Copy each line of the records that contains the word "муниципальных".

— START OF Data to use —

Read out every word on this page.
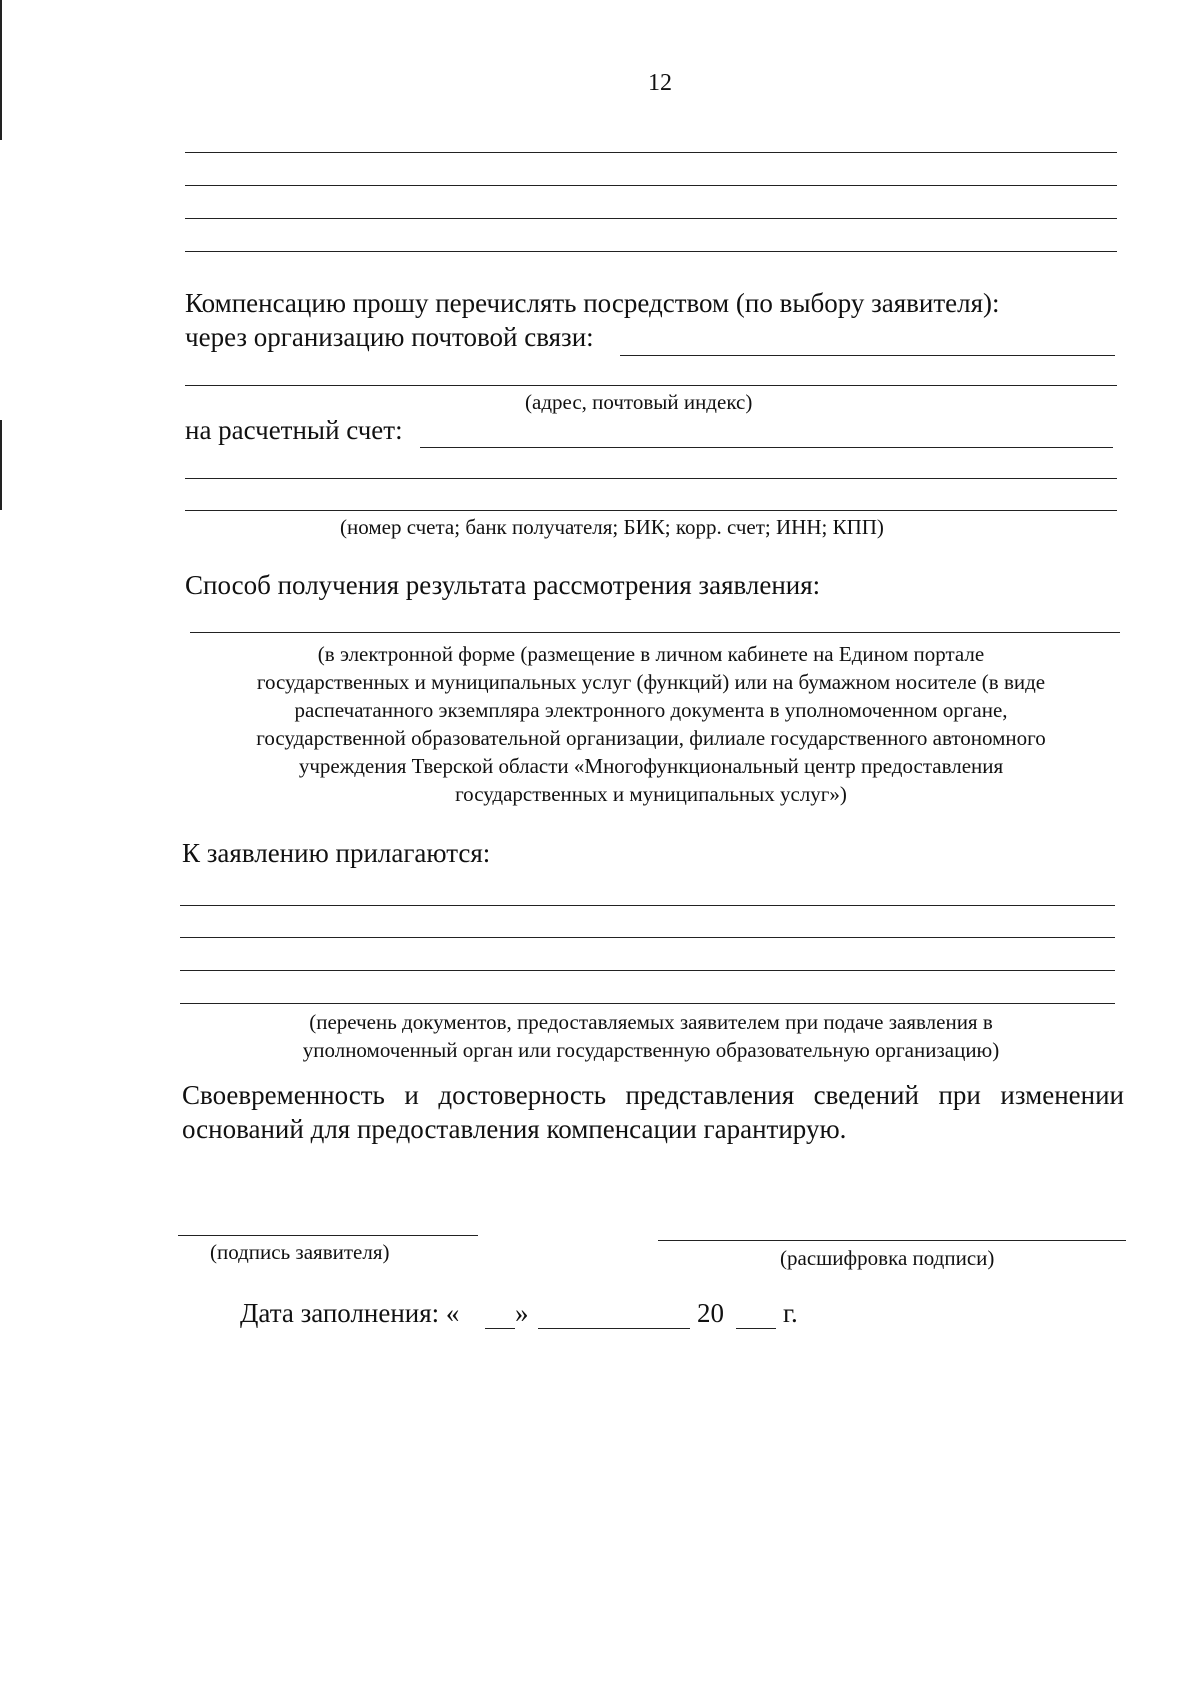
12
Компенсацию прошу перечислять посредством (по выбору заявителя):
через организацию почтовой связи:
(адрес, почтовый индекс)
на расчетный счет:
(номер счета; банк получателя; БИК; корр. счет; ИНН; КПП)
Способ получения результата рассмотрения заявления:
(в электронной форме (размещение в личном кабинете на Едином портале
государственных и муниципальных услуг (функций) или на бумажном носителе (в виде
распечатанного экземпляра электронного документа в уполномоченном органе,
государственной образовательной организации, филиале государственного автономного
учреждения Тверской области «Многофункциональный центр предоставления
государственных и муниципальных услуг»)
К заявлению прилагаются:
(перечень документов, предоставляемых заявителем при подаче заявления в
уполномоченный орган или государственную образовательную организацию)
Своевременность и достоверность представления сведений при изменении
оснований для предоставления компенсации гарантирую.
(подпись заявителя)	(расшифровка подписи)
Дата заполнения: « »	20 г.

— END OF Data to use —

**Written solution:**
государственных и муниципальных услуг (функций) или на бумажном носителе (в виде
государственных и муниципальных услуг»)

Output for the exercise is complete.